[start of Information shown]

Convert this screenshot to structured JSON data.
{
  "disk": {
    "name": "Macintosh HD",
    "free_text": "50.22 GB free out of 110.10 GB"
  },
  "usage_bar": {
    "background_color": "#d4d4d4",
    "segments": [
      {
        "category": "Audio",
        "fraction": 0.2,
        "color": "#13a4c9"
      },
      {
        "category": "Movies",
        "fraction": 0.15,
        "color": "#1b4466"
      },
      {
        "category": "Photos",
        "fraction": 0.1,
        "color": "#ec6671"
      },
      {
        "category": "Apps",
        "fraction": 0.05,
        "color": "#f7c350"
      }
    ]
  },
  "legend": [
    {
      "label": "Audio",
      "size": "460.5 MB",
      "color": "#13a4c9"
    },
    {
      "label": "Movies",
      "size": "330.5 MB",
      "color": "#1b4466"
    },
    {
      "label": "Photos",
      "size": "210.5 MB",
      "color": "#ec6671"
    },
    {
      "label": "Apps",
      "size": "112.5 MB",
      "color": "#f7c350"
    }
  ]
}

[end of Information shown]

The problem — Copy the material above, line for line.

Answer —
Convert this screenshot to structured JSON data.
{
  "disk": {
    "name": "Macintosh HD",
    "free_text": "50.22 GB free out of 110.10 GB"
  },
  "usage_bar": {
    "background_color": "#d4d4d4",
    "segments": [
      {
        "category": "Audio",
        "fraction": 0.2,
        "color": "#13a4c9"
      },
      {
        "category": "Movies",
        "fraction": 0.15,
        "color": "#1b4466"
      },
      {
        "category": "Photos",
        "fraction": 0.1,
        "color": "#ec6671"
      },
      {
        "category": "Apps",
        "fraction": 0.05,
        "color": "#f7c350"
      }
    ]
  },
  "legend": [
    {
      "label": "Audio",
      "size": "460.5 MB",
      "color": "#13a4c9"
    },
    {
      "label": "Movies",
      "size": "330.5 MB",
      "color": "#1b4466"
    },
    {
      "label": "Photos",
      "size": "210.5 MB",
      "color": "#ec6671"
    },
    {
      "label": "Apps",
      "size": "112.5 MB",
      "color": "#f7c350"
    }
  ]
}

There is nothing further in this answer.